● What you have to do:
Locate each line in the records containing "years". Copy it.

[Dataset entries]
• • • • • • •

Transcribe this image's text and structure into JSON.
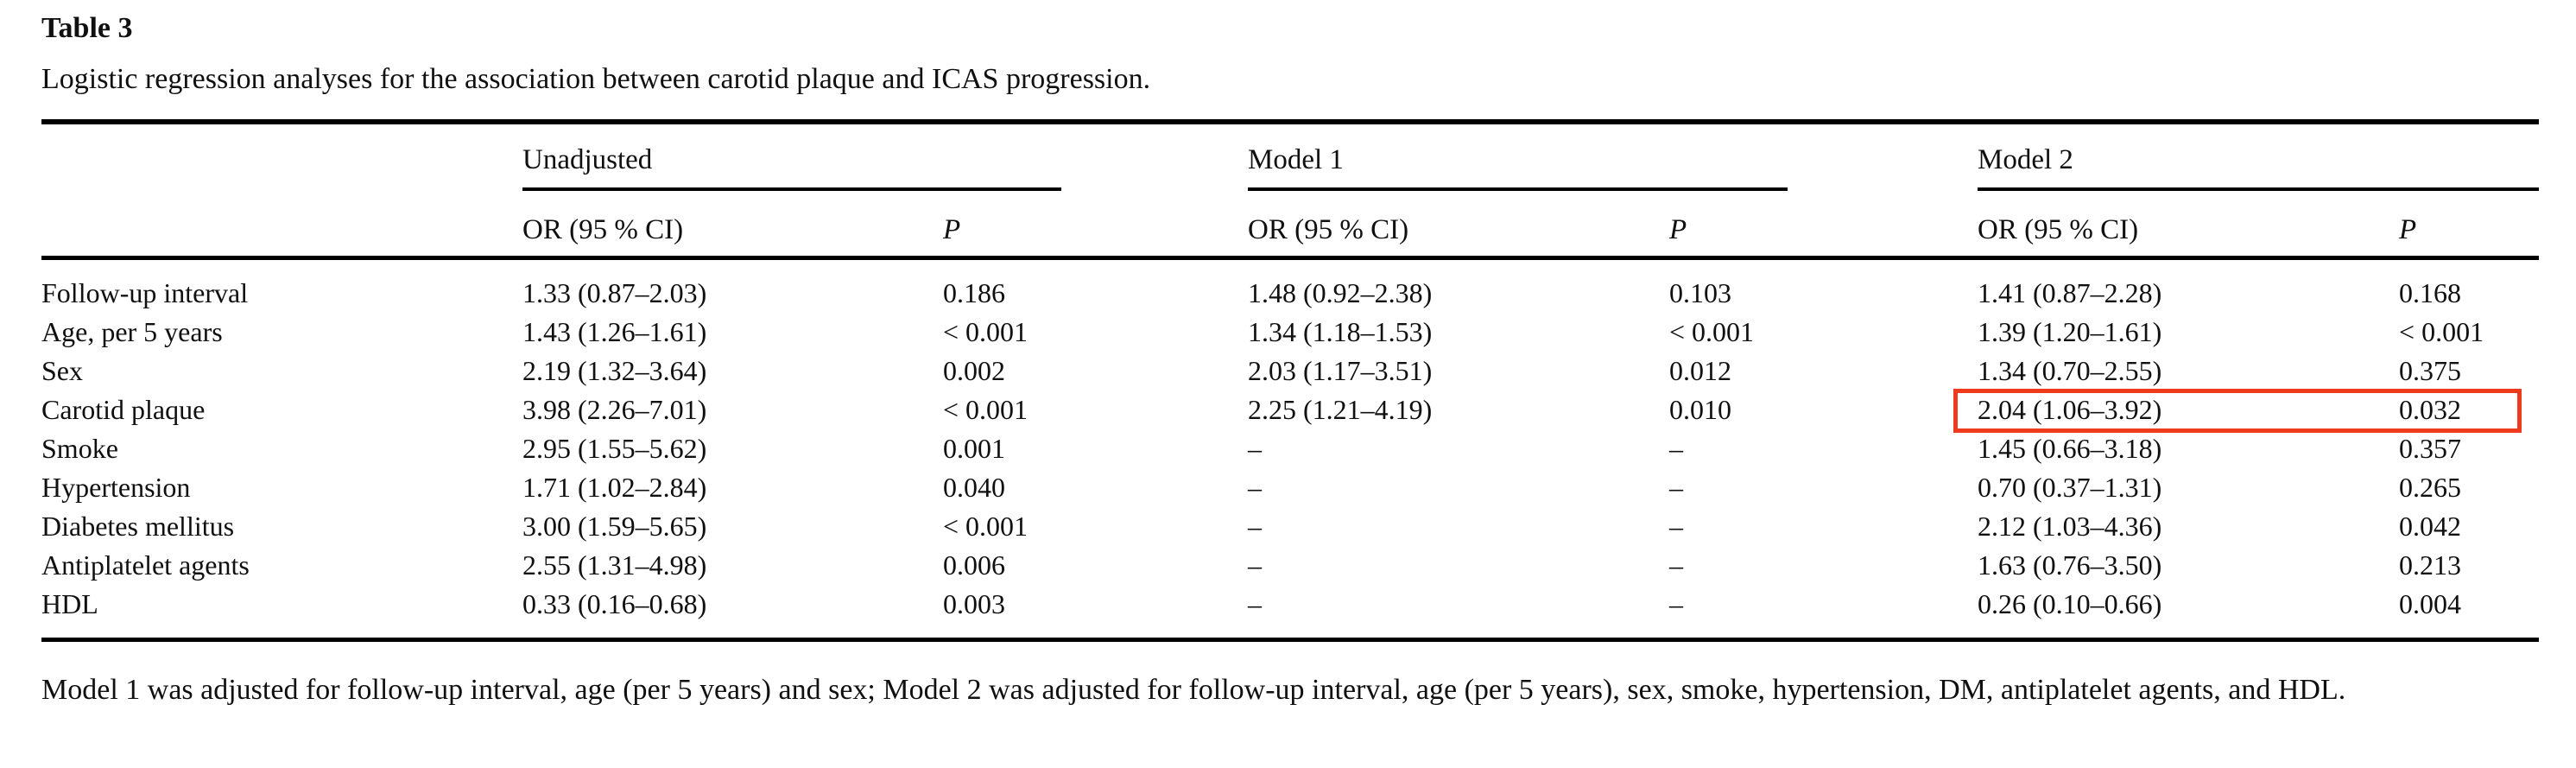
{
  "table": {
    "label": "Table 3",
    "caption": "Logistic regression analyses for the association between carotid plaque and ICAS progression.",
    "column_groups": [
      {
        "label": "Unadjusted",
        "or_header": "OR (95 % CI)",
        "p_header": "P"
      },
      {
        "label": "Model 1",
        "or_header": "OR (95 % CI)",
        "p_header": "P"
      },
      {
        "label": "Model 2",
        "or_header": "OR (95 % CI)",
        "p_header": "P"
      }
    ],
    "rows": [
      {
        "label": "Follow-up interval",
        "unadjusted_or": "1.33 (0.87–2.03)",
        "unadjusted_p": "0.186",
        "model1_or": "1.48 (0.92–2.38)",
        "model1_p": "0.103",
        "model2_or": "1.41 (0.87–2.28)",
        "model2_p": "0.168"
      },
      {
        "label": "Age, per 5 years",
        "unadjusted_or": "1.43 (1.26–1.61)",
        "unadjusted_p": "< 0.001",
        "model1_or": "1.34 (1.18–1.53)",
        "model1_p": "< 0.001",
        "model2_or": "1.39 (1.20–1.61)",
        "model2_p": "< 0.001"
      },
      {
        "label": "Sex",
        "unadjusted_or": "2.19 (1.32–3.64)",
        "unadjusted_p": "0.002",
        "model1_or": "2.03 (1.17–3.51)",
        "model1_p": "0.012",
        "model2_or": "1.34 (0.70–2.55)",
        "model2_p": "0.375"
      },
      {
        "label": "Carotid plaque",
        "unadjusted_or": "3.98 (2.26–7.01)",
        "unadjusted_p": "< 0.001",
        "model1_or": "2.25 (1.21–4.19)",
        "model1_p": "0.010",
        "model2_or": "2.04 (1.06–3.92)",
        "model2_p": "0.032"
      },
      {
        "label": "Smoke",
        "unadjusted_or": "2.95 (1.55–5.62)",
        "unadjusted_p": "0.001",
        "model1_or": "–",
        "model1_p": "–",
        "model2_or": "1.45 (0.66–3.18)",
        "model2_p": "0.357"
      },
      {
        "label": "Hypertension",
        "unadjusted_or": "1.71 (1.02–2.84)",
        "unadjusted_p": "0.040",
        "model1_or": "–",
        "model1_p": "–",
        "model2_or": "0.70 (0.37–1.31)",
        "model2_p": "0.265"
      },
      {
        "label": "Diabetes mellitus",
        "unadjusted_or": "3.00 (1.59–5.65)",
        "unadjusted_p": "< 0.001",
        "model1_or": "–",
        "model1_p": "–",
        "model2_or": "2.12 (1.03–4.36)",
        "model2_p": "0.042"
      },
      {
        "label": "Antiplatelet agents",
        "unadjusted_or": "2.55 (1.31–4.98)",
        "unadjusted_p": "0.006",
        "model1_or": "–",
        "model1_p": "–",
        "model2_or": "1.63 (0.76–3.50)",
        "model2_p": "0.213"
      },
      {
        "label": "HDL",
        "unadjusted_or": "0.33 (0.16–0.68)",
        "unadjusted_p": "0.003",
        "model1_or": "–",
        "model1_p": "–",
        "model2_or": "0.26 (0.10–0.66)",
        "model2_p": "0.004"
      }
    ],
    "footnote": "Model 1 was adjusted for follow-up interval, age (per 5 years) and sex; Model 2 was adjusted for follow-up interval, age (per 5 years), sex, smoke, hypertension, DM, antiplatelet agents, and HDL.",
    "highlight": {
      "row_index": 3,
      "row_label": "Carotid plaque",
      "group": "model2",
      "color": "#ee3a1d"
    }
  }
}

• • • • • • •

● Written solution:
        "label": "Age, per 5 years",
    "footnote": "Model 1 was adjusted for follow-up interval, age (per 5 years) and sex; Model 2 was adjusted for follow-up interval, age (per 5 years), sex, smoke, hypertension, DM, antiplatelet agents, and HDL.",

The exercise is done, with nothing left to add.